→ **Problem details**: Restate the full set of records exactly, without adding or dropping a word.

▼

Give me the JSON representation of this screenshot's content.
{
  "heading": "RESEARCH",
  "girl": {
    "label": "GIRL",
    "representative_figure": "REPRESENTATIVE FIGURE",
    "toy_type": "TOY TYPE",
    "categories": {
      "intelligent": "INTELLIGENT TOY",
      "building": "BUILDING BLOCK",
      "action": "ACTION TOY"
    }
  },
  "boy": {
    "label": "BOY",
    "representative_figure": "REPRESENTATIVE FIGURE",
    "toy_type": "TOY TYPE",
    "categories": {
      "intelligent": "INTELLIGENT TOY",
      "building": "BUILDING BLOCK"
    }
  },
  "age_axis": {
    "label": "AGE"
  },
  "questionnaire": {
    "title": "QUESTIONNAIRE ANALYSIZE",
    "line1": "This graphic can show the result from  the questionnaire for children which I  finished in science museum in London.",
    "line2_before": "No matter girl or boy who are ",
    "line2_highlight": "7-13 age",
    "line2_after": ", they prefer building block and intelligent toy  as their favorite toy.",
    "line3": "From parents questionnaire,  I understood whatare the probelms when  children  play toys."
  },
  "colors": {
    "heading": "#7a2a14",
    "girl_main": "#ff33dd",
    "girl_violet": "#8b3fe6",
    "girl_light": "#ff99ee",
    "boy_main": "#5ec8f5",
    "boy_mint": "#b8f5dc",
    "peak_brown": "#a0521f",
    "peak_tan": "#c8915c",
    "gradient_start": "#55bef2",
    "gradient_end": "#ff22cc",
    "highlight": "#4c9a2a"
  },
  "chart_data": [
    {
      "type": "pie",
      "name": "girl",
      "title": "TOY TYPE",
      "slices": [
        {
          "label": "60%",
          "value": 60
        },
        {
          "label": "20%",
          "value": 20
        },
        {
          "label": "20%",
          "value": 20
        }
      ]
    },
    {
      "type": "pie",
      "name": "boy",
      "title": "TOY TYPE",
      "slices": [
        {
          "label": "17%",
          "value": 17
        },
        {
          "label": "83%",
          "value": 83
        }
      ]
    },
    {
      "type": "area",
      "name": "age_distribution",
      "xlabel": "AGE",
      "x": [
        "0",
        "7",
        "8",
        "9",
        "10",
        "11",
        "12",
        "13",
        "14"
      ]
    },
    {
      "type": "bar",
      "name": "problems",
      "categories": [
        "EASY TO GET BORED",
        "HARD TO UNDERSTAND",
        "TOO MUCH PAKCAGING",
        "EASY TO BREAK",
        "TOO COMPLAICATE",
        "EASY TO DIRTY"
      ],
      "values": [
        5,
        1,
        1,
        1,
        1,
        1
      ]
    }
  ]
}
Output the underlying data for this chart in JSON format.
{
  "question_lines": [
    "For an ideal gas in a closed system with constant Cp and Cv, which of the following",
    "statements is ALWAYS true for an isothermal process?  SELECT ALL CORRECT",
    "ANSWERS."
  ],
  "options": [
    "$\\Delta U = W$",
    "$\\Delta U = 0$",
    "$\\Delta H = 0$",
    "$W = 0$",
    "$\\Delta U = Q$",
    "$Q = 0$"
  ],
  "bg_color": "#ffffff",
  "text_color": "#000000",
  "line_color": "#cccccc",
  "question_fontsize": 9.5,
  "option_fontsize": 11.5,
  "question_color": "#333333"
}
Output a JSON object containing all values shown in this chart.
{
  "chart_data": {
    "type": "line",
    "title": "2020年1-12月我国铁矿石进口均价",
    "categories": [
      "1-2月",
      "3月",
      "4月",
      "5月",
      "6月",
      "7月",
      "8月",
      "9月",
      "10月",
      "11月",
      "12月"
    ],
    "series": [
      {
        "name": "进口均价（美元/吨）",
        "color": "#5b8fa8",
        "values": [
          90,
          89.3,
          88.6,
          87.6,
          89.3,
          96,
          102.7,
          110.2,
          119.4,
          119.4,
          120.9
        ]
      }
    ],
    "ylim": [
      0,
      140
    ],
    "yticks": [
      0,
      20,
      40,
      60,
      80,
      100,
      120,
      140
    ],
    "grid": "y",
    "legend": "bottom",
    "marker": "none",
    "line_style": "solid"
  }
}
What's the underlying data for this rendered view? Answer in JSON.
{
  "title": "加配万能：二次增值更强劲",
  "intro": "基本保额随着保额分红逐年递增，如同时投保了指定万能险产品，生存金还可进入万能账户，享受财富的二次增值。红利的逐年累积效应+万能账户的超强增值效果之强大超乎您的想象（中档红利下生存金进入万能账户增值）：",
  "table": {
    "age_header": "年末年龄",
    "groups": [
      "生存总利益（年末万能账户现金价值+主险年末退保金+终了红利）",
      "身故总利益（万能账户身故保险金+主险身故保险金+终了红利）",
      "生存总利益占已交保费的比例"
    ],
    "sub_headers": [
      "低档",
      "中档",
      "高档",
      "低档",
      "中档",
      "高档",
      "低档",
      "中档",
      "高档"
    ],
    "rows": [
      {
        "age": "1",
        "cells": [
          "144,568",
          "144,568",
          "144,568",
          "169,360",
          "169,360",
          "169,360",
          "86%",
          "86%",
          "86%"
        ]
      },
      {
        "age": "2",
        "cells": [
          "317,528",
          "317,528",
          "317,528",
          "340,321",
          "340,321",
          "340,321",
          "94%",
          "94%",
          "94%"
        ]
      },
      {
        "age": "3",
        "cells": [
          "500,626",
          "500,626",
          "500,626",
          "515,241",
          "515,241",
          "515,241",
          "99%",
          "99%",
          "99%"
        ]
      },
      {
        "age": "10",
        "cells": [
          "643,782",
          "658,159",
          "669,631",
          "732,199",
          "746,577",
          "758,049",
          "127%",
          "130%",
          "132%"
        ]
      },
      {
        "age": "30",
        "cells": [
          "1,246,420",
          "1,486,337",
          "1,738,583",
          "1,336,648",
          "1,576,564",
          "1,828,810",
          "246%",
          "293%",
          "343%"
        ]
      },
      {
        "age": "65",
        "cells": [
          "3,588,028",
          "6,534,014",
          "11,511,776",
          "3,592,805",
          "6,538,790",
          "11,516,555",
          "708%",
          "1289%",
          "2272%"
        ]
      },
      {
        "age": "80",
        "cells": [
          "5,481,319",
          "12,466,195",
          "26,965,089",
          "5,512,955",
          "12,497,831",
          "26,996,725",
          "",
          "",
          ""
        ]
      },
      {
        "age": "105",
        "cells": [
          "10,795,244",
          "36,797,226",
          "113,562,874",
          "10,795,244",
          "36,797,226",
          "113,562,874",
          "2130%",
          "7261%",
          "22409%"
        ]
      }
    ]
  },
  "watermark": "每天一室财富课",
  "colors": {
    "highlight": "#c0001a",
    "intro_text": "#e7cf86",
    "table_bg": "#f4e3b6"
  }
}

▲

→ **Task output**:
Give me the JSON representation of this screenshot's content.
{
  "heading": "RESEARCH",
  "girl": {
    "label": "GIRL",
    "representative_figure": "REPRESENTATIVE FIGURE",
    "toy_type": "TOY TYPE",
    "categories": {
      "intelligent": "INTELLIGENT TOY",
      "building": "BUILDING BLOCK",
      "action": "ACTION TOY"
    }
  },
  "boy": {
    "label": "BOY",
    "representative_figure": "REPRESENTATIVE FIGURE",
    "toy_type": "TOY TYPE",
    "categories": {
      "intelligent": "INTELLIGENT TOY",
      "building": "BUILDING BLOCK"
    }
  },
  "age_axis": {
    "label": "AGE"
  },
  "questionnaire": {
    "title": "QUESTIONNAIRE ANALYSIZE",
    "line1": "This graphic can show the result from  the questionnaire for children which I  finished in science museum in London.",
    "line2_before": "No matter girl or boy who are ",
    "line2_highlight": "7-13 age",
    "line2_after": ", they prefer building block and intelligent toy  as their favorite toy.",
    "line3": "From parents questionnaire,  I understood whatare the probelms when  children  play toys."
  },
  "colors": {
    "heading": "#7a2a14",
    "girl_main": "#ff33dd",
    "girl_violet": "#8b3fe6",
    "girl_light": "#ff99ee",
    "boy_main": "#5ec8f5",
    "boy_mint": "#b8f5dc",
    "peak_brown": "#a0521f",
    "peak_tan": "#c8915c",
    "gradient_start": "#55bef2",
    "gradient_end": "#ff22cc",
    "highlight": "#4c9a2a"
  },
  "chart_data": [
    {
      "type": "pie",
      "name": "girl",
      "title": "TOY TYPE",
      "slices": [
        {
          "label": "60%",
          "value": 60
        },
        {
          "label": "20%",
          "value": 20
        },
        {
          "label": "20%",
          "value": 20
        }
      ]
    },
    {
      "type": "pie",
      "name": "boy",
      "title": "TOY TYPE",
      "slices": [
        {
          "label": "17%",
          "value": 17
        },
        {
          "label": "83%",
          "value": 83
        }
      ]
    },
    {
      "type": "area",
      "name": "age_distribution",
      "xlabel": "AGE",
      "x": [
        "0",
        "7",
        "8",
        "9",
        "10",
        "11",
        "12",
        "13",
        "14"
      ]
    },
    {
      "type": "bar",
      "name": "problems",
      "categories": [
        "EASY TO GET BORED",
        "HARD TO UNDERSTAND",
        "TOO MUCH PAKCAGING",
        "EASY TO BREAK",
        "TOO COMPLAICATE",
        "EASY TO DIRTY"
      ],
      "values": [
        5,
        1,
        1,
        1,
        1,
        1
      ]
    }
  ]
}
Output the underlying data for this chart in JSON format.
{
  "question_lines": [
    "For an ideal gas in a closed system with constant Cp and Cv, which of the following",
    "statements is ALWAYS true for an isothermal process?  SELECT ALL CORRECT",
    "ANSWERS."
  ],
  "options": [
    "$\\Delta U = W$",
    "$\\Delta U = 0$",
    "$\\Delta H = 0$",
    "$W = 0$",
    "$\\Delta U = Q$",
    "$Q = 0$"
  ],
  "bg_color": "#ffffff",
  "text_color": "#000000",
  "line_color": "#cccccc",
  "question_fontsize": 9.5,
  "option_fontsize": 11.5,
  "question_color": "#333333"
}
Output a JSON object containing all values shown in this chart.
{
  "chart_data": {
    "type": "line",
    "title": "2020年1-12月我国铁矿石进口均价",
    "categories": [
      "1-2月",
      "3月",
      "4月",
      "5月",
      "6月",
      "7月",
      "8月",
      "9月",
      "10月",
      "11月",
      "12月"
    ],
    "series": [
      {
        "name": "进口均价（美元/吨）",
        "color": "#5b8fa8",
        "values": [
          90,
          89.3,
          88.6,
          87.6,
          89.3,
          96,
          102.7,
          110.2,
          119.4,
          119.4,
          120.9
        ]
      }
    ],
    "ylim": [
      0,
      140
    ],
    "yticks": [
      0,
      20,
      40,
      60,
      80,
      100,
      120,
      140
    ],
    "grid": "y",
    "legend": "bottom",
    "marker": "none",
    "line_style": "solid"
  }
}
What's the underlying data for this rendered view? Answer in JSON.
{
  "title": "加配万能：二次增值更强劲",
  "intro": "基本保额随着保额分红逐年递增，如同时投保了指定万能险产品，生存金还可进入万能账户，享受财富的二次增值。红利的逐年累积效应+万能账户的超强增值效果之强大超乎您的想象（中档红利下生存金进入万能账户增值）：",
  "table": {
    "age_header": "年末年龄",
    "groups": [
      "生存总利益（年末万能账户现金价值+主险年末退保金+终了红利）",
      "身故总利益（万能账户身故保险金+主险身故保险金+终了红利）",
      "生存总利益占已交保费的比例"
    ],
    "sub_headers": [
      "低档",
      "中档",
      "高档",
      "低档",
      "中档",
      "高档",
      "低档",
      "中档",
      "高档"
    ],
    "rows": [
      {
        "age": "1",
        "cells": [
          "144,568",
          "144,568",
          "144,568",
          "169,360",
          "169,360",
          "169,360",
          "86%",
          "86%",
          "86%"
        ]
      },
      {
        "age": "2",
        "cells": [
          "317,528",
          "317,528",
          "317,528",
          "340,321",
          "340,321",
          "340,321",
          "94%",
          "94%",
          "94%"
        ]
      },
      {
        "age": "3",
        "cells": [
          "500,626",
          "500,626",
          "500,626",
          "515,241",
          "515,241",
          "515,241",
          "99%",
          "99%",
          "99%"
        ]
      },
      {
        "age": "10",
        "cells": [
          "643,782",
          "658,159",
          "669,631",
          "732,199",
          "746,577",
          "758,049",
          "127%",
          "130%",
          "132%"
        ]
      },
      {
        "age": "30",
        "cells": [
          "1,246,420",
          "1,486,337",
          "1,738,583",
          "1,336,648",
          "1,576,564",
          "1,828,810",
          "246%",
          "293%",
          "343%"
        ]
      },
      {
        "age": "65",
        "cells": [
          "3,588,028",
          "6,534,014",
          "11,511,776",
          "3,592,805",
          "6,538,790",
          "11,516,555",
          "708%",
          "1289%",
          "2272%"
        ]
      },
      {
        "age": "80",
        "cells": [
          "5,481,319",
          "12,466,195",
          "26,965,089",
          "5,512,955",
          "12,497,831",
          "26,996,725",
          "",
          "",
          ""
        ]
      },
      {
        "age": "105",
        "cells": [
          "10,795,244",
          "36,797,226",
          "113,562,874",
          "10,795,244",
          "36,797,226",
          "113,562,874",
          "2130%",
          "7261%",
          "22409%"
        ]
      }
    ]
  },
  "watermark": "每天一室财富课",
  "colors": {
    "highlight": "#c0001a",
    "intro_text": "#e7cf86",
    "table_bg": "#f4e3b6"
  }
}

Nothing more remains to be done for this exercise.